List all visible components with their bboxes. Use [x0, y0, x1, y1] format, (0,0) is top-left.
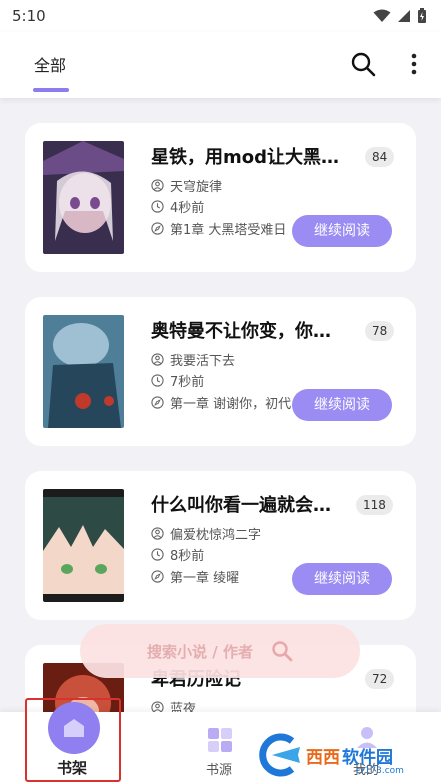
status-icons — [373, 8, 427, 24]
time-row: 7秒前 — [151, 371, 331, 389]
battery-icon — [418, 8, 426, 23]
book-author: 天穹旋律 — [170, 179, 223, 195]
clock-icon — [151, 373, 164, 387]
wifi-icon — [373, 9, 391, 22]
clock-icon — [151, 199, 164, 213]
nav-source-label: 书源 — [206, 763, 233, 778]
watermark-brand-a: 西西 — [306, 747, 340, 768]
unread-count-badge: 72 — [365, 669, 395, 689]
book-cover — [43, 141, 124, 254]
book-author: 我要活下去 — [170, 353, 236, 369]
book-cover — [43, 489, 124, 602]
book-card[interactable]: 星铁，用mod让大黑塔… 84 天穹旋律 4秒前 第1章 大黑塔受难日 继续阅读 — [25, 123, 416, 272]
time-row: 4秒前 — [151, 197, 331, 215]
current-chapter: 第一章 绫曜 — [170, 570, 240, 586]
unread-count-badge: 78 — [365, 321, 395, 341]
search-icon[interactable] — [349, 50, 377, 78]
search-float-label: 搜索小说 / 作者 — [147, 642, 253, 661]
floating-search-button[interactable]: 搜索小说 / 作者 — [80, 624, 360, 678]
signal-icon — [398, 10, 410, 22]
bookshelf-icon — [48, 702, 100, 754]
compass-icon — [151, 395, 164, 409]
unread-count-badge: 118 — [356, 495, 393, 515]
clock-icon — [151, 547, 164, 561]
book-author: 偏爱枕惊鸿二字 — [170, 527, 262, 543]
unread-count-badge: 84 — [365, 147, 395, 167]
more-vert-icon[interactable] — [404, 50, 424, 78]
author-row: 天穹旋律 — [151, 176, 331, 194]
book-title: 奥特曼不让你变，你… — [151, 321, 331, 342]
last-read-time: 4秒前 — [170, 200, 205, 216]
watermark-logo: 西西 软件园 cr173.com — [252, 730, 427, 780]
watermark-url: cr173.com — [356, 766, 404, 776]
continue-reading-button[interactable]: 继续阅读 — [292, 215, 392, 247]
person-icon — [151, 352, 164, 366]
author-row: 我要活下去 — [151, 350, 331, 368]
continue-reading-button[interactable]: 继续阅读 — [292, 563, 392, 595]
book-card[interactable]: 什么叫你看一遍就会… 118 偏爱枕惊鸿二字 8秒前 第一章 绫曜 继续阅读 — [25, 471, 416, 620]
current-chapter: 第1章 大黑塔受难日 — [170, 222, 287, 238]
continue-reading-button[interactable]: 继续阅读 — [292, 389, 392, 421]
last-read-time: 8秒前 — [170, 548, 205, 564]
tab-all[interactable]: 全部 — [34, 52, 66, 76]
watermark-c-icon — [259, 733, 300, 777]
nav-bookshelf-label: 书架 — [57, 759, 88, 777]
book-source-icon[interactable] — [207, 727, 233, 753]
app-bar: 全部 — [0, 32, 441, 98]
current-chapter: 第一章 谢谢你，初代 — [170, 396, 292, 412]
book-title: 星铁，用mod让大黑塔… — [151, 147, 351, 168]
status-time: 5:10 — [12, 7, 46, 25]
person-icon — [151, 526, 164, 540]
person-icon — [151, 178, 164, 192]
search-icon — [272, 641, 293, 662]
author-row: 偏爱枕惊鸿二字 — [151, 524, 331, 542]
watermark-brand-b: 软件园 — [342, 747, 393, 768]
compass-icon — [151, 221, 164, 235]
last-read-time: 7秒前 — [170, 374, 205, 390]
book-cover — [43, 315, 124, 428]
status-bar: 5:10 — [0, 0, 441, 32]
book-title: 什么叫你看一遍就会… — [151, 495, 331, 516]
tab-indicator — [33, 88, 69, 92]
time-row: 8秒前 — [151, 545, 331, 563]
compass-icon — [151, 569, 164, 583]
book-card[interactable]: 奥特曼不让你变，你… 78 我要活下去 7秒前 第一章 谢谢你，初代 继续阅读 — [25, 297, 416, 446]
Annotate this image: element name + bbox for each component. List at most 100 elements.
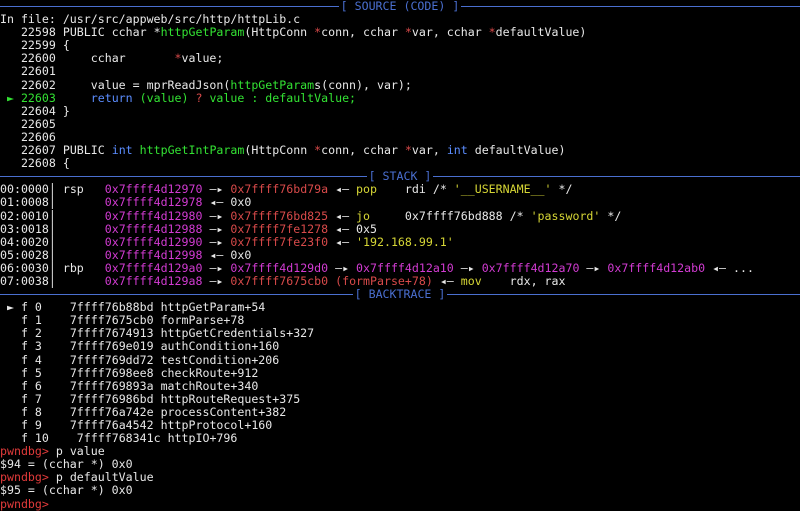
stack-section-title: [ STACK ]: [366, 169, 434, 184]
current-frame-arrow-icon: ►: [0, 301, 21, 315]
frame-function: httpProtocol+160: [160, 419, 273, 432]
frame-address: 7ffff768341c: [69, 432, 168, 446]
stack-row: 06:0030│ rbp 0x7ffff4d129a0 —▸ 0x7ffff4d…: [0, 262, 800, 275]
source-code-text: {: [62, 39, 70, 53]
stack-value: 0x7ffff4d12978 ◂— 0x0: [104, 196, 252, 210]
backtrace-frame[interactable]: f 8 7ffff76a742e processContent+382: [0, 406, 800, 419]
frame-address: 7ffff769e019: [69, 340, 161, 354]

--

• **Instructions to follow**: Rewrite all of the entries above, changing every "unread-count-badge" to "unread-badge" and leaving everything else as it is. Omit the pictures from your answer.

• **Exercise answer**:
List all visible components with their bboxes. Use [x0, y0, x1, y1] format, (0,0) is top-left.
status-icons — [373, 8, 427, 24]
time-row: 7秒前 — [151, 371, 331, 389]
battery-icon — [418, 8, 426, 23]
book-author: 天穹旋律 — [170, 179, 223, 195]
clock-icon — [151, 373, 164, 387]
wifi-icon — [373, 9, 391, 22]
clock-icon — [151, 199, 164, 213]
nav-source-label: 书源 — [206, 763, 233, 778]
watermark-brand-a: 西西 — [306, 747, 340, 768]
unread-badge: 72 — [365, 669, 395, 689]
book-cover — [43, 141, 124, 254]
book-author: 我要活下去 — [170, 353, 236, 369]
book-cover — [43, 489, 124, 602]
book-card[interactable]: 星铁，用mod让大黑塔… 84 天穹旋律 4秒前 第1章 大黑塔受难日 继续阅读 — [25, 123, 416, 272]
time-row: 4秒前 — [151, 197, 331, 215]
current-chapter: 第一章 绫曜 — [170, 570, 240, 586]
unread-badge: 78 — [365, 321, 395, 341]
search-icon[interactable] — [349, 50, 377, 78]
search-float-label: 搜索小说 / 作者 — [147, 642, 253, 661]
floating-search-button[interactable]: 搜索小说 / 作者 — [80, 624, 360, 678]
signal-icon — [398, 10, 410, 22]
bookshelf-icon — [48, 702, 100, 754]
compass-icon — [151, 395, 164, 409]
unread-badge: 118 — [356, 495, 393, 515]
clock-icon — [151, 547, 164, 561]
book-author: 偏爱枕惊鸿二字 — [170, 527, 262, 543]
unread-badge: 84 — [365, 147, 395, 167]
more-vert-icon[interactable] — [404, 50, 424, 78]
author-row: 天穹旋律 — [151, 176, 331, 194]
book-title: 奥特曼不让你变，你… — [151, 321, 331, 342]
last-read-time: 4秒前 — [170, 200, 205, 216]
watermark-logo: 西西 软件园 cr173.com — [252, 730, 427, 780]
watermark-url: cr173.com — [356, 766, 404, 776]
continue-reading-button[interactable]: 继续阅读 — [292, 215, 392, 247]
person-icon — [151, 352, 164, 366]
author-row: 我要活下去 — [151, 350, 331, 368]
continue-reading-button[interactable]: 继续阅读 — [292, 563, 392, 595]
book-card[interactable]: 什么叫你看一遍就会… 118 偏爱枕惊鸿二字 8秒前 第一章 绫曜 继续阅读 — [25, 471, 416, 620]
current-chapter: 第1章 大黑塔受难日 — [170, 222, 287, 238]
continue-reading-button[interactable]: 继续阅读 — [292, 389, 392, 421]
last-read-time: 8秒前 — [170, 548, 205, 564]
tab-all[interactable]: 全部 — [34, 52, 66, 76]
watermark-c-icon — [259, 733, 300, 777]
nav-bookshelf-label: 书架 — [57, 759, 88, 777]
book-source-icon[interactable] — [207, 727, 233, 753]
app-bar: 全部 — [0, 32, 441, 98]
current-chapter: 第一章 谢谢你，初代 — [170, 396, 292, 412]
book-title: 星铁，用mod让大黑塔… — [151, 147, 351, 168]
status-time: 5:10 — [12, 7, 46, 25]
person-icon — [151, 526, 164, 540]
person-icon — [151, 178, 164, 192]
search-icon — [272, 641, 293, 662]
author-row: 偏爱枕惊鸿二字 — [151, 524, 331, 542]
watermark-brand-b: 软件园 — [342, 747, 393, 768]
compass-icon — [151, 221, 164, 235]
last-read-time: 7秒前 — [170, 374, 205, 390]
book-cover — [43, 315, 124, 428]
status-bar: 5:10 — [0, 0, 441, 32]
book-title: 什么叫你看一遍就会… — [151, 495, 331, 516]
tab-indicator — [33, 88, 69, 92]
time-row: 8秒前 — [151, 545, 331, 563]
compass-icon — [151, 569, 164, 583]
book-card[interactable]: 奥特曼不让你变，你… 78 我要活下去 7秒前 第一章 谢谢你，初代 继续阅读 — [25, 297, 416, 446]
Annotate this image: element name + bbox for each component. List at most 100 elements.
stack-section-title: [ STACK ]: [366, 169, 434, 184]
current-frame-arrow-icon: ►: [0, 301, 21, 315]
frame-function: httpProtocol+160: [160, 419, 273, 432]
frame-address: 7ffff768341c: [69, 432, 168, 446]
stack-row: 06:0030│ rbp 0x7ffff4d129a0 —▸ 0x7ffff4d…: [0, 262, 800, 275]
source-code-text: {: [62, 39, 70, 53]
stack-value: 0x7ffff4d12978 ◂— 0x0: [104, 196, 252, 210]
backtrace-frame[interactable]: f 8 7ffff76a742e processContent+382: [0, 406, 800, 419]
frame-address: 7ffff769e019: [69, 340, 161, 354]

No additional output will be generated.